> What is needed
Scan the listing below. Report each line that includes "this".
§
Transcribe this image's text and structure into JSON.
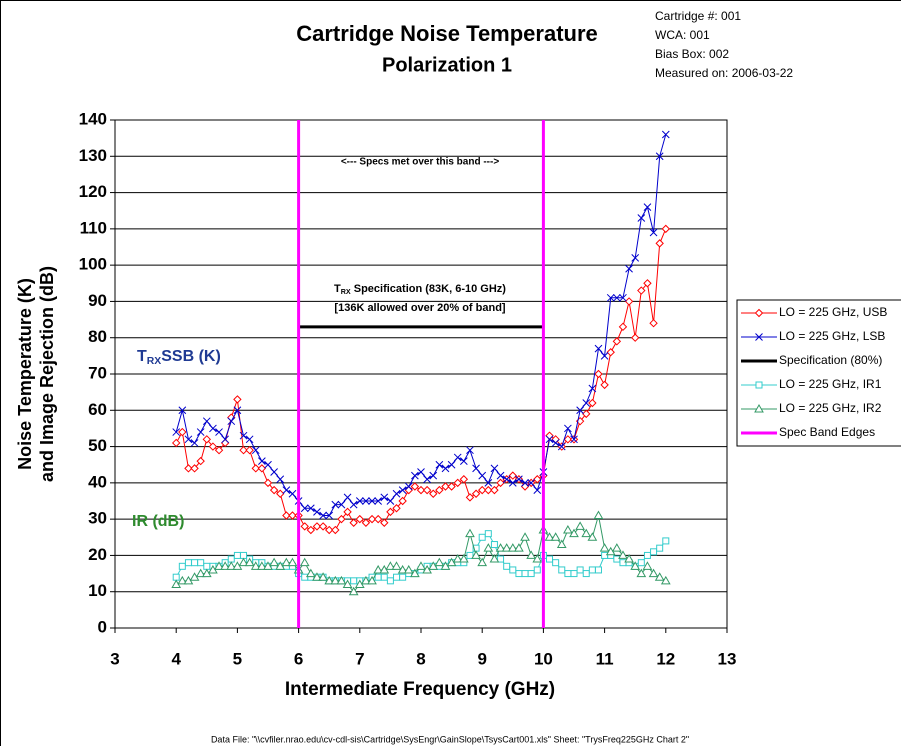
{
  "chart_data": {
    "type": "line",
    "title": "Cartridge Noise Temperature",
    "subtitle": "Polarization 1",
    "info": [
      "Cartridge #:  001",
      "WCA:  001",
      "Bias Box:  002",
      "Measured on:  2006-03-22"
    ],
    "x_label": "Intermediate  Frequency  (GHz)",
    "y_label": [
      "Noise Temperature (K)",
      "and Image Rejection (dB)"
    ],
    "annotations": {
      "band_note": "<--- Specs met over this band --->",
      "spec_note": {
        "pre": "T",
        "sub": "RX",
        "post": " Specification (83K, 6-10 GHz)"
      },
      "spec_note2": "[136K allowed over 20% of band]",
      "trx_label": {
        "pre": "T",
        "sub": "RX",
        "post": "SSB (K)"
      },
      "ir_label": "IR (dB)"
    },
    "footer": "Data File: \"\\\\cvfiler.nrao.edu\\cv-cdl-sis\\Cartridge\\SysEngr\\GainSlope\\TsysCart001.xls\"  Sheet: \"TrysFreq225GHz Chart 2\"",
    "xlim": [
      3,
      13
    ],
    "xticks": [
      3,
      4,
      5,
      6,
      7,
      8,
      9,
      10,
      11,
      12,
      13
    ],
    "ylim": [
      0,
      140
    ],
    "yticks": [
      0,
      10,
      20,
      30,
      40,
      50,
      60,
      70,
      80,
      90,
      100,
      110,
      120,
      130,
      140
    ],
    "grid": true,
    "x": [
      4.0,
      4.1,
      4.2,
      4.3,
      4.4,
      4.5,
      4.6,
      4.7,
      4.8,
      4.9,
      5.0,
      5.1,
      5.2,
      5.3,
      5.4,
      5.5,
      5.6,
      5.7,
      5.8,
      5.9,
      6.0,
      6.1,
      6.2,
      6.3,
      6.4,
      6.5,
      6.6,
      6.7,
      6.8,
      6.9,
      7.0,
      7.1,
      7.2,
      7.3,
      7.4,
      7.5,
      7.6,
      7.7,
      7.8,
      7.9,
      8.0,
      8.1,
      8.2,
      8.3,
      8.4,
      8.5,
      8.6,
      8.7,
      8.8,
      8.9,
      9.0,
      9.1,
      9.2,
      9.3,
      9.4,
      9.5,
      9.6,
      9.7,
      9.8,
      9.9,
      10.0,
      10.1,
      10.2,
      10.3,
      10.4,
      10.5,
      10.6,
      10.7,
      10.8,
      10.9,
      11.0,
      11.1,
      11.2,
      11.3,
      11.4,
      11.5,
      11.6,
      11.7,
      11.8,
      11.9,
      12.0
    ],
    "series": [
      {
        "name": "LO = 225 GHz, USB",
        "color": "#ff0000",
        "marker": "diamond",
        "values": [
          51,
          54,
          44,
          44,
          46,
          52,
          50,
          49,
          51,
          58,
          63,
          49,
          49,
          44,
          44,
          40,
          38,
          37,
          31,
          31,
          31,
          28,
          27,
          28,
          28,
          27,
          27,
          30,
          32,
          29,
          30,
          29,
          30,
          30,
          29,
          32,
          33,
          35,
          38,
          39,
          38,
          38,
          37,
          38,
          39,
          39,
          40,
          41,
          36,
          37,
          38,
          38,
          38,
          40,
          41,
          42,
          41,
          39,
          40,
          41,
          42,
          53,
          52,
          50,
          52,
          52,
          57,
          59,
          62,
          70,
          67,
          76,
          79,
          83,
          90,
          80,
          93,
          95,
          84,
          106,
          110
        ]
      },
      {
        "name": "LO = 225 GHz, LSB",
        "color": "#0000cc",
        "marker": "x",
        "values": [
          54,
          60,
          52,
          51,
          54,
          57,
          55,
          54,
          52,
          57,
          60,
          53,
          52,
          49,
          46,
          45,
          43,
          41,
          38,
          37,
          35,
          33,
          33,
          32,
          31,
          31,
          34,
          34,
          36,
          34,
          35,
          35,
          35,
          35,
          36,
          35,
          37,
          38,
          39,
          42,
          43,
          41,
          42,
          45,
          44,
          45,
          47,
          46,
          49,
          44,
          42,
          40,
          44,
          42,
          41,
          40,
          41,
          40,
          40,
          38,
          43,
          52,
          51,
          50,
          55,
          52,
          60,
          62,
          66,
          77,
          75,
          91,
          91,
          91,
          99,
          102,
          113,
          116,
          109,
          130,
          136
        ]
      },
      {
        "name": "Specification (80%)",
        "color": "#000000",
        "marker": "none",
        "x": [
          6,
          10
        ],
        "values": [
          83,
          83
        ]
      },
      {
        "name": "LO = 225 GHz, IR1",
        "color": "#33cccc",
        "marker": "square",
        "values": [
          14,
          17,
          18,
          18,
          18,
          17,
          17,
          17,
          18,
          19,
          20,
          20,
          19,
          18,
          18,
          17,
          17,
          17,
          17,
          17,
          15,
          14,
          14,
          14,
          14,
          13,
          13,
          13,
          13,
          13,
          13,
          13,
          14,
          14,
          14,
          13,
          14,
          14,
          15,
          15,
          16,
          17,
          17,
          17,
          17,
          18,
          18,
          18,
          20,
          22,
          25,
          26,
          23,
          19,
          17,
          16,
          15,
          15,
          15,
          16,
          20,
          19,
          18,
          16,
          15,
          15,
          16,
          15,
          16,
          16,
          20,
          20,
          19,
          18,
          18,
          17,
          18,
          20,
          21,
          22,
          24
        ]
      },
      {
        "name": "LO = 225 GHz, IR2",
        "color": "#339966",
        "marker": "triangle",
        "values": [
          12,
          13,
          13,
          14,
          15,
          15,
          16,
          17,
          17,
          17,
          17,
          18,
          18,
          17,
          17,
          17,
          18,
          17,
          18,
          18,
          16,
          18,
          15,
          14,
          14,
          13,
          13,
          13,
          12,
          10,
          12,
          13,
          13,
          16,
          16,
          17,
          17,
          16,
          16,
          15,
          17,
          16,
          17,
          18,
          17,
          18,
          19,
          19,
          26,
          20,
          18,
          22,
          19,
          22,
          22,
          22,
          22,
          25,
          20,
          19,
          27,
          25,
          25,
          23,
          27,
          26,
          28,
          26,
          25,
          31,
          22,
          21,
          22,
          20,
          19,
          17,
          15,
          17,
          15,
          14,
          13
        ]
      },
      {
        "name": "Spec Band Edges",
        "color": "#ff00ff",
        "marker": "vline",
        "x": [
          6,
          10
        ]
      }
    ]
  }
}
§
> The result
Transcribe this image's text and structure into JSON.
      "band_note": "<--- Specs met over this band --->",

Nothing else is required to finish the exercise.